**Problem statement**
Your reply should be a single number: how many lines contain the string "WHAT".

[Stored data entries]
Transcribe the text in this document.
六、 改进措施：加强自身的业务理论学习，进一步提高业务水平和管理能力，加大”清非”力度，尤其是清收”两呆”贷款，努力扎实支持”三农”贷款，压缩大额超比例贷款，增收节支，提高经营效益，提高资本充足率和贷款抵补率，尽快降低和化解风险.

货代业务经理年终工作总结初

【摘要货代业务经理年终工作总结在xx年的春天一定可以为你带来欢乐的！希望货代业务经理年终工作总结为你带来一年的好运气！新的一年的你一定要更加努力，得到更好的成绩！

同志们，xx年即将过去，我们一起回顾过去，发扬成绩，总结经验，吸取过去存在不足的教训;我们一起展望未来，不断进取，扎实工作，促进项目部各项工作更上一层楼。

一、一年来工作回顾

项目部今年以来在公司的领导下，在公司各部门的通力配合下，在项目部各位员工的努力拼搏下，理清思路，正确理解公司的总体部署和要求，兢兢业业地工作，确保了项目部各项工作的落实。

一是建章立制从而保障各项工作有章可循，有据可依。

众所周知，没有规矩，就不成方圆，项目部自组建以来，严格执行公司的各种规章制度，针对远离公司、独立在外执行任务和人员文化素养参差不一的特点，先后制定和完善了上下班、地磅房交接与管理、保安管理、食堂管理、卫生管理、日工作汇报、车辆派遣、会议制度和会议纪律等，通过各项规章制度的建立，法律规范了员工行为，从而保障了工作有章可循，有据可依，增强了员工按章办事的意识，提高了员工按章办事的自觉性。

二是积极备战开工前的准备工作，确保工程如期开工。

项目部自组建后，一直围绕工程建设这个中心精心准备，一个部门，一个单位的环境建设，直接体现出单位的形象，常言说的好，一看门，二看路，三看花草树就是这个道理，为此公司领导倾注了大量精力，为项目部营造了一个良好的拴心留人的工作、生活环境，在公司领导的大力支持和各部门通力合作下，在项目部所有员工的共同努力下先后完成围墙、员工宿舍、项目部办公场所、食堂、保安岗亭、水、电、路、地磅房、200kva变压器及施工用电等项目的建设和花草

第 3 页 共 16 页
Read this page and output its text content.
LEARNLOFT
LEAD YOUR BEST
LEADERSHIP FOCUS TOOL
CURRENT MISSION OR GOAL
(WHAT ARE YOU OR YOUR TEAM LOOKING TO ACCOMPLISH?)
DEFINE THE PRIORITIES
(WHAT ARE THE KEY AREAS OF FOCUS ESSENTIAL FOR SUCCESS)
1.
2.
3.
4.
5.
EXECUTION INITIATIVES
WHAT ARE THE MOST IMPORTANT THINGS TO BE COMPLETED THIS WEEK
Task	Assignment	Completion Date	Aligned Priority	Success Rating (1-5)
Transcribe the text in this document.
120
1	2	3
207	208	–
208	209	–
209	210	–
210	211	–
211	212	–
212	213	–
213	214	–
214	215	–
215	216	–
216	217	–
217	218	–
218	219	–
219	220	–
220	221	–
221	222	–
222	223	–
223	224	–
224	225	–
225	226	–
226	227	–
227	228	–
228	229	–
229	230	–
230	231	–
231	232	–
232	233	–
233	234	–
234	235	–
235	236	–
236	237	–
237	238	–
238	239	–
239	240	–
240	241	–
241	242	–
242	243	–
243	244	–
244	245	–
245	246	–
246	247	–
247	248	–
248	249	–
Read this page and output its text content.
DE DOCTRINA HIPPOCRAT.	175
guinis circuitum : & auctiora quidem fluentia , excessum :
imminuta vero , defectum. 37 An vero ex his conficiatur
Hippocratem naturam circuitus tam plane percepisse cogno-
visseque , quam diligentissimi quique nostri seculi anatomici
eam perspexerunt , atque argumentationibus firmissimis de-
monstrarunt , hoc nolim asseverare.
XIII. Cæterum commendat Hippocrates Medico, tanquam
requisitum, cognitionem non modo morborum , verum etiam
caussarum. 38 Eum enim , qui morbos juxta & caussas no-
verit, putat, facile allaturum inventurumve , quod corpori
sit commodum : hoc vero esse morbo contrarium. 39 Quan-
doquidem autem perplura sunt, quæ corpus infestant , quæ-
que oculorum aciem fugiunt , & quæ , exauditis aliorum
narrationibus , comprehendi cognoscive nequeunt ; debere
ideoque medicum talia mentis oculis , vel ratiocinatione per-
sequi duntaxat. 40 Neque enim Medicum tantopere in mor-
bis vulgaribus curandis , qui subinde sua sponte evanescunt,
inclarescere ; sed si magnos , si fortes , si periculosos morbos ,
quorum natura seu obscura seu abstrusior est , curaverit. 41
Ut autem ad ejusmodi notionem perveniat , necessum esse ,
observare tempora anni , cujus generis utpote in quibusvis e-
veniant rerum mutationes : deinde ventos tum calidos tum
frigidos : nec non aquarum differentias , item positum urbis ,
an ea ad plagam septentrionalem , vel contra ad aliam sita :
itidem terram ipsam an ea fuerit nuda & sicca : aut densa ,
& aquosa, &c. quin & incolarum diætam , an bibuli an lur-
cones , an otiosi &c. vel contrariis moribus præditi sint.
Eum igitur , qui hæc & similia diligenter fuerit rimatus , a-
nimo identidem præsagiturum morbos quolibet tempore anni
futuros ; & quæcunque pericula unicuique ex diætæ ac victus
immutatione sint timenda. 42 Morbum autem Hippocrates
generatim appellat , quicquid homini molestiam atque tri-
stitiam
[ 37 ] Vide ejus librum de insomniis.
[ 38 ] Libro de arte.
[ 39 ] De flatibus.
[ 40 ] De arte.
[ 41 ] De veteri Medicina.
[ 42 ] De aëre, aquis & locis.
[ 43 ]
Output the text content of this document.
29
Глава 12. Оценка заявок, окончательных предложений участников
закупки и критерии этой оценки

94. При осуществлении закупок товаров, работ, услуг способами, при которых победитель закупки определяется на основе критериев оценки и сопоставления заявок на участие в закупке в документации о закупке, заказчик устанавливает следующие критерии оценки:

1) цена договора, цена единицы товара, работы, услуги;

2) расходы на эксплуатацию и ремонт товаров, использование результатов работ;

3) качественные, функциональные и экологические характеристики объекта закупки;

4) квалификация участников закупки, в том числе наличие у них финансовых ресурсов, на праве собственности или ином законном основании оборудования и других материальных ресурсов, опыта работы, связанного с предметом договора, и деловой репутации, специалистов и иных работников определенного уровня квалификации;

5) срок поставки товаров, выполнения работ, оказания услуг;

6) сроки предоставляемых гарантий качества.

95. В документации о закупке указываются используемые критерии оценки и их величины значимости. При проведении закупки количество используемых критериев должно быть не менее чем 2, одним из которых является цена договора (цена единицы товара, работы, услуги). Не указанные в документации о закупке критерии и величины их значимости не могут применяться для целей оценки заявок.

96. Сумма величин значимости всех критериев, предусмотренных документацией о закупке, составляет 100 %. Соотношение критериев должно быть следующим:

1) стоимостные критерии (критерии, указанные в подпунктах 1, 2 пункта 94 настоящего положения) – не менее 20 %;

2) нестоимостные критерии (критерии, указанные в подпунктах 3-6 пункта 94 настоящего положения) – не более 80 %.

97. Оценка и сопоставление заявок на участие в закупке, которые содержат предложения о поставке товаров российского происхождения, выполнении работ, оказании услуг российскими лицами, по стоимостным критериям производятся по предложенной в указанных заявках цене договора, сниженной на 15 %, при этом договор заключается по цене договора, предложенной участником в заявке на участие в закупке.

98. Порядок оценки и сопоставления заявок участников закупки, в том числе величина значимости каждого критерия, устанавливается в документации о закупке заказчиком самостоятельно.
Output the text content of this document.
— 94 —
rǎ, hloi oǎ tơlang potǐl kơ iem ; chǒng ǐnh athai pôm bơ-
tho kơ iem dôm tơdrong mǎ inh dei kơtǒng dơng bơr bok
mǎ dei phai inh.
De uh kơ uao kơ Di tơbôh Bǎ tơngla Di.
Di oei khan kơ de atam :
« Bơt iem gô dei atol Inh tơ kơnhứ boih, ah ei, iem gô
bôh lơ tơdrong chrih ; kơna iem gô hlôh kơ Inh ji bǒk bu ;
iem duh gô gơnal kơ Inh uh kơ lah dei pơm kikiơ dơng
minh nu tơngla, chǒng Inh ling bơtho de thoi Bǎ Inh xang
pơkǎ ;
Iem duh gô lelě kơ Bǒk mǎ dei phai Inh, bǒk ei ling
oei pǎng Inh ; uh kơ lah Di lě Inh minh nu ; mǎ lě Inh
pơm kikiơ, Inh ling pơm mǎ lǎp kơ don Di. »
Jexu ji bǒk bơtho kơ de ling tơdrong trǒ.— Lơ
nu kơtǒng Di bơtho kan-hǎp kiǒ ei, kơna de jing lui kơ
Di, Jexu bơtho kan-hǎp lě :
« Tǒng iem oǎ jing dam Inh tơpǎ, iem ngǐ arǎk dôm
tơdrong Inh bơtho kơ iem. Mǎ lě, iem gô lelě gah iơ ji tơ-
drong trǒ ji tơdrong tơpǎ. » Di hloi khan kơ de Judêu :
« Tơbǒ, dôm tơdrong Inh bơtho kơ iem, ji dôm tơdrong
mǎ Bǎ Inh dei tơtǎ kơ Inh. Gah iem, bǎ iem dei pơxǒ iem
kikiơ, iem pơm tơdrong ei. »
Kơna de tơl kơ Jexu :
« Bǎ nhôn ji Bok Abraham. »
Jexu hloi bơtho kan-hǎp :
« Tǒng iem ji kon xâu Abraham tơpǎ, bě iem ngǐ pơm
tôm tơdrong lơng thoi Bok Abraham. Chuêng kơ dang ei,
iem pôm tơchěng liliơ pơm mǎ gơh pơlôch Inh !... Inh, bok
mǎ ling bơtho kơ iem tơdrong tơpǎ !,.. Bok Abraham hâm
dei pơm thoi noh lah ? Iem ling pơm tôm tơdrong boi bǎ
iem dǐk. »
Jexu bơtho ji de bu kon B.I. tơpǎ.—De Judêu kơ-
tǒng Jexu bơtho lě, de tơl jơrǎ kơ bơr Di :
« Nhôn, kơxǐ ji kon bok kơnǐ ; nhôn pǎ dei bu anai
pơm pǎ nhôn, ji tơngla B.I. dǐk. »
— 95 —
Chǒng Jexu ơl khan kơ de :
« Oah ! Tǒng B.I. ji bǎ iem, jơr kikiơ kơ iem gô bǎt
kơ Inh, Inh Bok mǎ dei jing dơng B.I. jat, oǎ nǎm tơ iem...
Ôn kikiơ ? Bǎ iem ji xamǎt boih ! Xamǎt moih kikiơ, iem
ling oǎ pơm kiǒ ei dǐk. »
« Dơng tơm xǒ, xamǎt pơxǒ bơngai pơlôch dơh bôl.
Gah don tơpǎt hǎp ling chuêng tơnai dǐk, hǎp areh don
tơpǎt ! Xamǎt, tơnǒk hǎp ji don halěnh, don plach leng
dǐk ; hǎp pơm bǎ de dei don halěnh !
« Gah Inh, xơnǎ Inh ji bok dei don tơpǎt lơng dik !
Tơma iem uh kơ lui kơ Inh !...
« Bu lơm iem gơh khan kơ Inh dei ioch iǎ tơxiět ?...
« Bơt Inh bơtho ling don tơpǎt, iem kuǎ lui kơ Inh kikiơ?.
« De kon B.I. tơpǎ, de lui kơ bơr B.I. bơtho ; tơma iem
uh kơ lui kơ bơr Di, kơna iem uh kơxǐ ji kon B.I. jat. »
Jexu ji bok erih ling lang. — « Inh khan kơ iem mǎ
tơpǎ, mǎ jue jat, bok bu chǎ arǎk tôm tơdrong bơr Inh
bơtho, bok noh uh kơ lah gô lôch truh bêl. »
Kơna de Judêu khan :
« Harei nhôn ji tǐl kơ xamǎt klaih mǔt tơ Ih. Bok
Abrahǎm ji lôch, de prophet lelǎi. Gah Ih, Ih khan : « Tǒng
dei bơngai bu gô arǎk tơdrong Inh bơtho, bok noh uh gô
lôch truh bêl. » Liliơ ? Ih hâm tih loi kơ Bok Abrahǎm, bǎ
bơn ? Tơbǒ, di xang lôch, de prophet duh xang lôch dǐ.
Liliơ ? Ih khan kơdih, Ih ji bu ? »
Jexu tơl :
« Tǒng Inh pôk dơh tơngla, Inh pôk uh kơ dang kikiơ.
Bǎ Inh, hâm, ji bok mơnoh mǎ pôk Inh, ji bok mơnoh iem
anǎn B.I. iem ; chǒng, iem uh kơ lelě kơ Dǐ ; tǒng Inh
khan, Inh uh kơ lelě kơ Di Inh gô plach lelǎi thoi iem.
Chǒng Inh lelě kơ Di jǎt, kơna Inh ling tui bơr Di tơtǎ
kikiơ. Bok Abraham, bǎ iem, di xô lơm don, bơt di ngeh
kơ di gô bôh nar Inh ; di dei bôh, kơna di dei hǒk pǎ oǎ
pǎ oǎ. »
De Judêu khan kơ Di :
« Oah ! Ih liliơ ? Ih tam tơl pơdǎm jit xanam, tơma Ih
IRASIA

**The response**
3